Problem to solve = Could you extract every entry below and reproduce it exactly?

═══ Records shown

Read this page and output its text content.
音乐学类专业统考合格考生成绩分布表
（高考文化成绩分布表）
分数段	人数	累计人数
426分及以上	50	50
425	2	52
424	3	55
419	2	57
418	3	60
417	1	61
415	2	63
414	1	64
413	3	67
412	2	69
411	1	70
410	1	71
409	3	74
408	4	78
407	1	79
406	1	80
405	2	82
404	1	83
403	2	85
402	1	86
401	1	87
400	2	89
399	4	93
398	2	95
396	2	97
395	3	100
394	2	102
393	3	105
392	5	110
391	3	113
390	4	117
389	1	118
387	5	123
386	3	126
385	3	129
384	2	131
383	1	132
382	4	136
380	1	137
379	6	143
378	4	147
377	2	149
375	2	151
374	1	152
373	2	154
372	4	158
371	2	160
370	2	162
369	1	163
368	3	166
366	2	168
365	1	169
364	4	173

══════

Task response =
Read this page and output its text content.
音乐学类专业统考合格考生成绩分布表
（高考文化成绩分布表）
分数段	人数	累计人数
426分及以上	50	50
425	2	52
424	3	55
419	2	57
418	3	60
417	1	61
415	2	63
414	1	64
413	3	67
412	2	69
411	1	70
410	1	71
409	3	74
408	4	78
407	1	79
406	1	80
405	2	82
404	1	83
403	2	85
402	1	86
401	1	87
400	2	89
399	4	93
398	2	95
396	2	97
395	3	100
394	2	102
393	3	105
392	5	110
391	3	113
390	4	117
389	1	118
387	5	123
386	3	126
385	3	129
384	2	131
383	1	132
382	4	136
380	1	137
379	6	143
378	4	147
377	2	149
375	2	151
374	1	152
373	2	154
372	4	158
371	2	160
370	2	162
369	1	163
368	3	166
366	2	168
365	1	169
364	4	173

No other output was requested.